- _Challenge_
Copy the data precisely, keeping every character.

- _Supplied data_
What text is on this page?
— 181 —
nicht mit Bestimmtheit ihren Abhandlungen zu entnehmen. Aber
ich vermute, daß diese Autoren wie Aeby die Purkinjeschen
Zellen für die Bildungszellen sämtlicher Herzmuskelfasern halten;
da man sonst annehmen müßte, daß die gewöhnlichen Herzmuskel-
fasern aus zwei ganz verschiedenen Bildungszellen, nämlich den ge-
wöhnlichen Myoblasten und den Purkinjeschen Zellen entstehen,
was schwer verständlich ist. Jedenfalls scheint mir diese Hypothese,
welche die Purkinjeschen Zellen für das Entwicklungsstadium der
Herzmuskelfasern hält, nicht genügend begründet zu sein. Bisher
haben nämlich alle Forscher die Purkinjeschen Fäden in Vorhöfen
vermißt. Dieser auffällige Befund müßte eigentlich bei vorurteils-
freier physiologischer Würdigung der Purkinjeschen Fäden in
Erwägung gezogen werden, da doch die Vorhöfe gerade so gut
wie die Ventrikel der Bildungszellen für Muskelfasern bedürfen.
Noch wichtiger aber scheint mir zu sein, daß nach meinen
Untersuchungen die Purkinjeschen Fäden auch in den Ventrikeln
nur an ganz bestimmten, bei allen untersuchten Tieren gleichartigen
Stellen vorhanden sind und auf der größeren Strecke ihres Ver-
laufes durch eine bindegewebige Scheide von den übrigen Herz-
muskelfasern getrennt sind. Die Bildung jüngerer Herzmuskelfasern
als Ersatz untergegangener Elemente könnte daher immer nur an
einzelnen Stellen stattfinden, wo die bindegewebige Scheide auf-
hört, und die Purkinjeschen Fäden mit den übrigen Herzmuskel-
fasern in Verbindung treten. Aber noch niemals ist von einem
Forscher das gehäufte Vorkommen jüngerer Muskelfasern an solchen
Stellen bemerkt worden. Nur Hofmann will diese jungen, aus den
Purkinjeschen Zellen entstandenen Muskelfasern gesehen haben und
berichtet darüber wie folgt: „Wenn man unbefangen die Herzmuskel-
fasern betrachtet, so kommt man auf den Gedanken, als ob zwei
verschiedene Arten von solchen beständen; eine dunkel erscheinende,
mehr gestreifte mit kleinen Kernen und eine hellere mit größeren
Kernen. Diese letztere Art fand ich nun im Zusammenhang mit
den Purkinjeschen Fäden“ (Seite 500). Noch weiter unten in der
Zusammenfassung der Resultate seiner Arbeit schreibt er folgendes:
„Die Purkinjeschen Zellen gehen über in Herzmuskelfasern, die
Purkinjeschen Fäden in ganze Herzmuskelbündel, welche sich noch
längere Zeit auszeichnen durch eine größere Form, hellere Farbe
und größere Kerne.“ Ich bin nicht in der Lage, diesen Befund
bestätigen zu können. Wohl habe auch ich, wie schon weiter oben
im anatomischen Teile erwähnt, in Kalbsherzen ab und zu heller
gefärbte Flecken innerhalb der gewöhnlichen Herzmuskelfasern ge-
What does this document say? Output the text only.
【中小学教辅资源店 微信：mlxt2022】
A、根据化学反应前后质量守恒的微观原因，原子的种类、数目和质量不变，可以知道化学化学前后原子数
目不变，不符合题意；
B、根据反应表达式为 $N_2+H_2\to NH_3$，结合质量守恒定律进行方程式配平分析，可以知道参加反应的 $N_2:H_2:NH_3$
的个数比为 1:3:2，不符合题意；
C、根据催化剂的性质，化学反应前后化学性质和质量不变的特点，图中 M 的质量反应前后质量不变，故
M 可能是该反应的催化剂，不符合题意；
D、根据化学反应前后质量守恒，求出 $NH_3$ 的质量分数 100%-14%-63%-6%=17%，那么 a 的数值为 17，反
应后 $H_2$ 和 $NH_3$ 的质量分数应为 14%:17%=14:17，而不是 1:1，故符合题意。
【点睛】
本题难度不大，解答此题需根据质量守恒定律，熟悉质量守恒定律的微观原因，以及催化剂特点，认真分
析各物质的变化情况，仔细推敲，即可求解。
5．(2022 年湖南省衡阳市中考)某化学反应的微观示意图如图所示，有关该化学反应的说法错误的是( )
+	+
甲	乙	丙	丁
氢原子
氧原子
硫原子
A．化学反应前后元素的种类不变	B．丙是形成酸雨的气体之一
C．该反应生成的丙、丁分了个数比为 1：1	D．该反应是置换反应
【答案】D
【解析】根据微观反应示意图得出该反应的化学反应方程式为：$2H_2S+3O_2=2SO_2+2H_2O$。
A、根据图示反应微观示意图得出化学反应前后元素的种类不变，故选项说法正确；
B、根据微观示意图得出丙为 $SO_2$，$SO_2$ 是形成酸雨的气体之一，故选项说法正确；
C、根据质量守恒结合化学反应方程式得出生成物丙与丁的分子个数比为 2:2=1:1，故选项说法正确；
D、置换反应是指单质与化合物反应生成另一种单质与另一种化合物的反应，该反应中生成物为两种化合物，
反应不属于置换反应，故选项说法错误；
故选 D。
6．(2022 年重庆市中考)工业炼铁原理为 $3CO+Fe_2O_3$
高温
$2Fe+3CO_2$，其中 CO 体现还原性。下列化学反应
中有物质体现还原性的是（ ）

- _Expected answer_
What text is on this page?
— 181 —
nicht mit Bestimmtheit ihren Abhandlungen zu entnehmen. Aber
ich vermute, daß diese Autoren wie Aeby die Purkinjeschen
Zellen für die Bildungszellen sämtlicher Herzmuskelfasern halten;
da man sonst annehmen müßte, daß die gewöhnlichen Herzmuskel-
fasern aus zwei ganz verschiedenen Bildungszellen, nämlich den ge-
wöhnlichen Myoblasten und den Purkinjeschen Zellen entstehen,
was schwer verständlich ist. Jedenfalls scheint mir diese Hypothese,
welche die Purkinjeschen Zellen für das Entwicklungsstadium der
Herzmuskelfasern hält, nicht genügend begründet zu sein. Bisher
haben nämlich alle Forscher die Purkinjeschen Fäden in Vorhöfen
vermißt. Dieser auffällige Befund müßte eigentlich bei vorurteils-
freier physiologischer Würdigung der Purkinjeschen Fäden in
Erwägung gezogen werden, da doch die Vorhöfe gerade so gut
wie die Ventrikel der Bildungszellen für Muskelfasern bedürfen.
Noch wichtiger aber scheint mir zu sein, daß nach meinen
Untersuchungen die Purkinjeschen Fäden auch in den Ventrikeln
nur an ganz bestimmten, bei allen untersuchten Tieren gleichartigen
Stellen vorhanden sind und auf der größeren Strecke ihres Ver-
laufes durch eine bindegewebige Scheide von den übrigen Herz-
muskelfasern getrennt sind. Die Bildung jüngerer Herzmuskelfasern
als Ersatz untergegangener Elemente könnte daher immer nur an
einzelnen Stellen stattfinden, wo die bindegewebige Scheide auf-
hört, und die Purkinjeschen Fäden mit den übrigen Herzmuskel-
fasern in Verbindung treten. Aber noch niemals ist von einem
Forscher das gehäufte Vorkommen jüngerer Muskelfasern an solchen
Stellen bemerkt worden. Nur Hofmann will diese jungen, aus den
Purkinjeschen Zellen entstandenen Muskelfasern gesehen haben und
berichtet darüber wie folgt: „Wenn man unbefangen die Herzmuskel-
fasern betrachtet, so kommt man auf den Gedanken, als ob zwei
verschiedene Arten von solchen beständen; eine dunkel erscheinende,
mehr gestreifte mit kleinen Kernen und eine hellere mit größeren
Kernen. Diese letztere Art fand ich nun im Zusammenhang mit
den Purkinjeschen Fäden“ (Seite 500). Noch weiter unten in der
Zusammenfassung der Resultate seiner Arbeit schreibt er folgendes:
„Die Purkinjeschen Zellen gehen über in Herzmuskelfasern, die
Purkinjeschen Fäden in ganze Herzmuskelbündel, welche sich noch
längere Zeit auszeichnen durch eine größere Form, hellere Farbe
und größere Kerne.“ Ich bin nicht in der Lage, diesen Befund
bestätigen zu können. Wohl habe auch ich, wie schon weiter oben
im anatomischen Teile erwähnt, in Kalbsherzen ab und zu heller
gefärbte Flecken innerhalb der gewöhnlichen Herzmuskelfasern ge-
What does this document say? Output the text only.
【中小学教辅资源店 微信：mlxt2022】
A、根据化学反应前后质量守恒的微观原因，原子的种类、数目和质量不变，可以知道化学化学前后原子数
目不变，不符合题意；
B、根据反应表达式为 $N_2+H_2\to NH_3$，结合质量守恒定律进行方程式配平分析，可以知道参加反应的 $N_2:H_2:NH_3$
的个数比为 1:3:2，不符合题意；
C、根据催化剂的性质，化学反应前后化学性质和质量不变的特点，图中 M 的质量反应前后质量不变，故
M 可能是该反应的催化剂，不符合题意；
D、根据化学反应前后质量守恒，求出 $NH_3$ 的质量分数 100%-14%-63%-6%=17%，那么 a 的数值为 17，反
应后 $H_2$ 和 $NH_3$ 的质量分数应为 14%:17%=14:17，而不是 1:1，故符合题意。
【点睛】
本题难度不大，解答此题需根据质量守恒定律，熟悉质量守恒定律的微观原因，以及催化剂特点，认真分
析各物质的变化情况，仔细推敲，即可求解。
5．(2022 年湖南省衡阳市中考)某化学反应的微观示意图如图所示，有关该化学反应的说法错误的是( )
+	+
甲	乙	丙	丁
氢原子
氧原子
硫原子
A．化学反应前后元素的种类不变	B．丙是形成酸雨的气体之一
C．该反应生成的丙、丁分了个数比为 1：1	D．该反应是置换反应
【答案】D
【解析】根据微观反应示意图得出该反应的化学反应方程式为：$2H_2S+3O_2=2SO_2+2H_2O$。
A、根据图示反应微观示意图得出化学反应前后元素的种类不变，故选项说法正确；
B、根据微观示意图得出丙为 $SO_2$，$SO_2$ 是形成酸雨的气体之一，故选项说法正确；
C、根据质量守恒结合化学反应方程式得出生成物丙与丁的分子个数比为 2:2=1:1，故选项说法正确；
D、置换反应是指单质与化合物反应生成另一种单质与另一种化合物的反应，该反应中生成物为两种化合物，
反应不属于置换反应，故选项说法错误；
故选 D。
6．(2022 年重庆市中考)工业炼铁原理为 $3CO+Fe_2O_3$
高温
$2Fe+3CO_2$，其中 CO 体现还原性。下列化学反应
中有物质体现还原性的是（ ）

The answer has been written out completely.